### What you should do
From the listing below, pull out every line where the string "color" appears.

## Begin

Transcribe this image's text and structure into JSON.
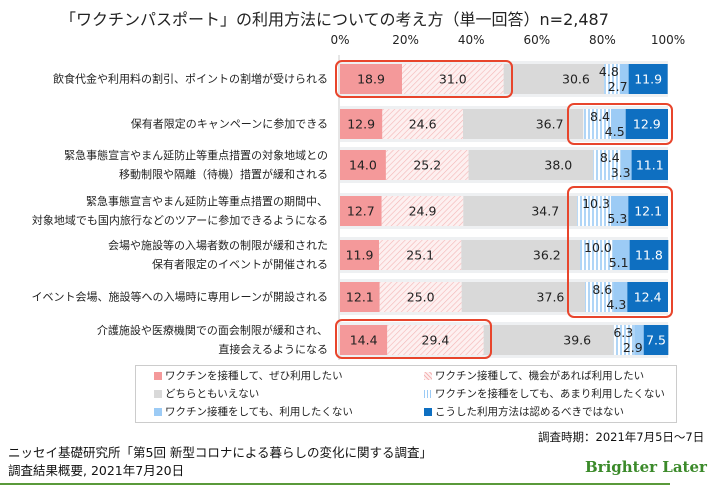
{
  "chart_data": {
    "type": "bar",
    "stacked": true,
    "orientation": "horizontal",
    "title": "「ワクチンパスポート」の利用方法についての考え方（単一回答）n=2,487",
    "xlim": [
      0,
      100
    ],
    "xticks": [
      "0%",
      "20%",
      "40%",
      "60%",
      "80%",
      "100%"
    ],
    "categories": [
      [
        "飲食代金や利用料の割引、ポイントの割増が受けられる"
      ],
      [
        "保有者限定のキャンペーンに参加できる"
      ],
      [
        "緊急事態宣言やまん延防止等重点措置の対象地域との",
        "移動制限や隔離（待機）措置が緩和される"
      ],
      [
        "緊急事態宣言やまん延防止等重点措置の期間中、",
        "対象地域でも国内旅行などのツアーに参加できるようになる"
      ],
      [
        "会場や施設等の入場者数の制限が緩和された",
        "保有者限定のイベントが開催される"
      ],
      [
        "イベント会場、施設等への入場時に専用レーンが開設される"
      ],
      [
        "介護施設や医療機関での面会制限が緩和され、",
        "直接会えるようになる"
      ]
    ],
    "series": [
      {
        "name": "ワクチンを接種して、ぜひ利用したい",
        "color": "#f4999a",
        "values": [
          18.9,
          12.9,
          14.0,
          12.7,
          11.9,
          12.1,
          14.4
        ]
      },
      {
        "name": "ワクチン接種して、機会があれば利用したい",
        "color": "#fbe3e3",
        "values": [
          31.0,
          24.6,
          25.2,
          24.9,
          25.1,
          25.0,
          29.4
        ]
      },
      {
        "name": "どちらともいえない",
        "color": "#d9d9d9",
        "values": [
          30.6,
          36.7,
          38.0,
          34.7,
          36.2,
          37.6,
          39.6
        ]
      },
      {
        "name": "ワクチンを接種をしても、あまり利用したくない",
        "color": "#cfe6fb",
        "values": [
          4.8,
          8.4,
          8.4,
          10.3,
          10.0,
          8.6,
          6.3
        ]
      },
      {
        "name": "ワクチン接種をしても、利用したくない",
        "color": "#9ccbf5",
        "values": [
          2.7,
          4.5,
          3.3,
          5.3,
          5.1,
          4.3,
          2.9
        ]
      },
      {
        "name": "こうした利用方法は認めるべきではない",
        "color": "#0e6fc1",
        "values": [
          11.9,
          12.9,
          11.1,
          12.1,
          11.8,
          12.4,
          7.5
        ]
      }
    ],
    "labels": [
      [
        "18.9",
        "31.0",
        "30.6",
        "4.8",
        "2.7",
        "11.9"
      ],
      [
        "12.9",
        "24.6",
        "36.7",
        "8.4",
        "4.5",
        "12.9"
      ],
      [
        "14.0",
        "25.2",
        "38.0",
        "8.4",
        "3.3",
        "11.1"
      ],
      [
        "12.7",
        "24.9",
        "34.7",
        "10.3",
        "5.3",
        "12.1"
      ],
      [
        "11.9",
        "25.1",
        "36.2",
        "10.0",
        "5.1",
        "11.8"
      ],
      [
        "12.1",
        "25.0",
        "37.6",
        "8.6",
        "4.3",
        "12.4"
      ],
      [
        "14.4",
        "29.4",
        "39.6",
        "6.3",
        "2.9",
        "7.5"
      ]
    ],
    "legend": "bottom"
  },
  "footer": {
    "survey_period": "調査時期：2021年7月5日～7日",
    "source_line1": "ニッセイ基礎研究所「第5回 新型コロナによる暮らしの変化に関する調査」",
    "source_line2": "調査結果概要, 2021年7月20日",
    "logo": "Brighter Later"
  }
}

## End

### Exercise output
        "color": "#f4999a",
        "color": "#fbe3e3",
        "color": "#d9d9d9",
        "color": "#cfe6fb",
        "color": "#9ccbf5",
        "color": "#0e6fc1",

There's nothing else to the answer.